- **Aim of the exercise**
Copy every line of the entries below character for character, and leave out the pictures.
──────
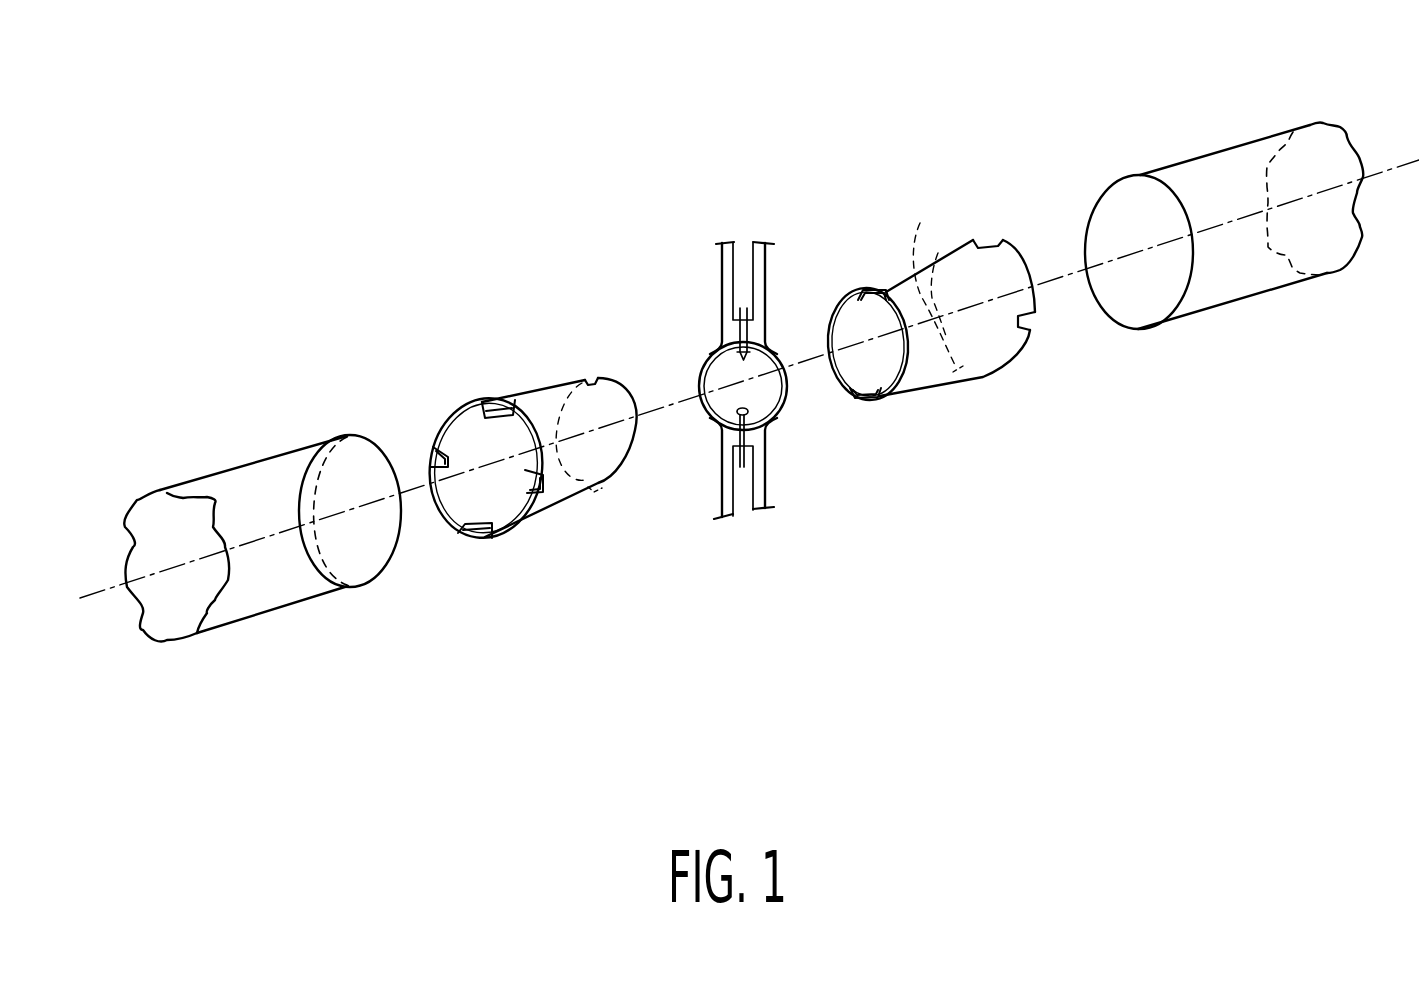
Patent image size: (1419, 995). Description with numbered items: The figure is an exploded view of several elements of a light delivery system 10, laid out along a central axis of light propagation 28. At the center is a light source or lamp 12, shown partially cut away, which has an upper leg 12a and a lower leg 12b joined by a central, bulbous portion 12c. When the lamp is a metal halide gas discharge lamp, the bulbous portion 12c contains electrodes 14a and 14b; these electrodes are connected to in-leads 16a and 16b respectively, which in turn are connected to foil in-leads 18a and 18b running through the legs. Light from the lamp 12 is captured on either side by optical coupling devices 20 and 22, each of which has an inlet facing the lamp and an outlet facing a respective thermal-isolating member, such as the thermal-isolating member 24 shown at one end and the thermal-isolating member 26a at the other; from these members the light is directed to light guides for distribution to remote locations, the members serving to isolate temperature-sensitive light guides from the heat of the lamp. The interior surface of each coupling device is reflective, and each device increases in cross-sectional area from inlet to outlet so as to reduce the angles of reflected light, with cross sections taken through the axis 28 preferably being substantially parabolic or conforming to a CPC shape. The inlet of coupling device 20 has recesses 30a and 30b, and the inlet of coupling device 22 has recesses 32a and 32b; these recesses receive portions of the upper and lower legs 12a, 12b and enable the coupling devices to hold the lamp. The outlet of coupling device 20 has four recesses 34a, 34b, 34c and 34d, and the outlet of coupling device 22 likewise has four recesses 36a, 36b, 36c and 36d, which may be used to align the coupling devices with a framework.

The light delivery system 10 is at (366, 155).
The lamp 12 is at (728, 385).
The upper leg 12a is at (762, 254).
The lower leg 12b is at (774, 517).
The bulbous portion 12c is at (777, 417).
The electrode 14a is at (707, 356).
The electrode 14b is at (722, 424).
The in-lead 16a is at (724, 334).
The in-lead 16b is at (724, 450).
The foil in-lead 18a is at (745, 262).
The foil in-lead 18b is at (742, 520).
The optical coupling device 20 is at (520, 448).
The optical coupling device 22 is at (943, 301).
The thermal-isolating member 24 is at (270, 450).
The second tube 26a is at (1193, 146).
The central axis of light propagation 28 is at (1058, 290).
The recess 30a is at (589, 377).
The recess 30b is at (598, 490).
The recess 32a is at (858, 290).
The recess 32b is at (866, 402).
The recess 34a is at (485, 412).
The recess 34b is at (532, 492).
The recess 34c is at (483, 540).
The recess 34d is at (430, 455).
The recess 36a is at (989, 238).
The recess 36b is at (1034, 322).
The recess 36c is at (955, 370).
The recess 36d is at (920, 222).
──────
- **Expected answer**
Patent image size: (1419, 995). Description with numbered items: The figure is an exploded view of several elements of a light delivery system 10, laid out along a central axis of light propagation 28. At the center is a light source or lamp 12, shown partially cut away, which has an upper leg 12a and a lower leg 12b joined by a central, bulbous portion 12c. When the lamp is a metal halide gas discharge lamp, the bulbous portion 12c contains electrodes 14a and 14b; these electrodes are connected to in-leads 16a and 16b respectively, which in turn are connected to foil in-leads 18a and 18b running through the legs. Light from the lamp 12 is captured on either side by optical coupling devices 20 and 22, each of which has an inlet facing the lamp and an outlet facing a respective thermal-isolating member, such as the thermal-isolating member 24 shown at one end and the thermal-isolating member 26a at the other; from these members the light is directed to light guides for distribution to remote locations, the members serving to isolate temperature-sensitive light guides from the heat of the lamp. The interior surface of each coupling device is reflective, and each device increases in cross-sectional area from inlet to outlet so as to reduce the angles of reflected light, with cross sections taken through the axis 28 preferably being substantially parabolic or conforming to a CPC shape. The inlet of coupling device 20 has recesses 30a and 30b, and the inlet of coupling device 22 has recesses 32a and 32b; these recesses receive portions of the upper and lower legs 12a, 12b and enable the coupling devices to hold the lamp. The outlet of coupling device 20 has four recesses 34a, 34b, 34c and 34d, and the outlet of coupling device 22 likewise has four recesses 36a, 36b, 36c and 36d, which may be used to align the coupling devices with a framework.

The light delivery system 10 is at (366, 155).
The lamp 12 is at (728, 385).
The upper leg 12a is at (762, 254).
The lower leg 12b is at (774, 517).
The bulbous portion 12c is at (777, 417).
The electrode 14a is at (707, 356).
The electrode 14b is at (722, 424).
The in-lead 16a is at (724, 334).
The in-lead 16b is at (724, 450).
The foil in-lead 18a is at (745, 262).
The foil in-lead 18b is at (742, 520).
The optical coupling device 20 is at (520, 448).
The optical coupling device 22 is at (943, 301).
The thermal-isolating member 24 is at (270, 450).
The second tube 26a is at (1193, 146).
The central axis of light propagation 28 is at (1058, 290).
The recess 30a is at (589, 377).
The recess 30b is at (598, 490).
The recess 32a is at (858, 290).
The recess 32b is at (866, 402).
The recess 34a is at (485, 412).
The recess 34b is at (532, 492).
The recess 34c is at (483, 540).
The recess 34d is at (430, 455).
The recess 36a is at (989, 238).
The recess 36b is at (1034, 322).
The recess 36c is at (955, 370).
The recess 36d is at (920, 222).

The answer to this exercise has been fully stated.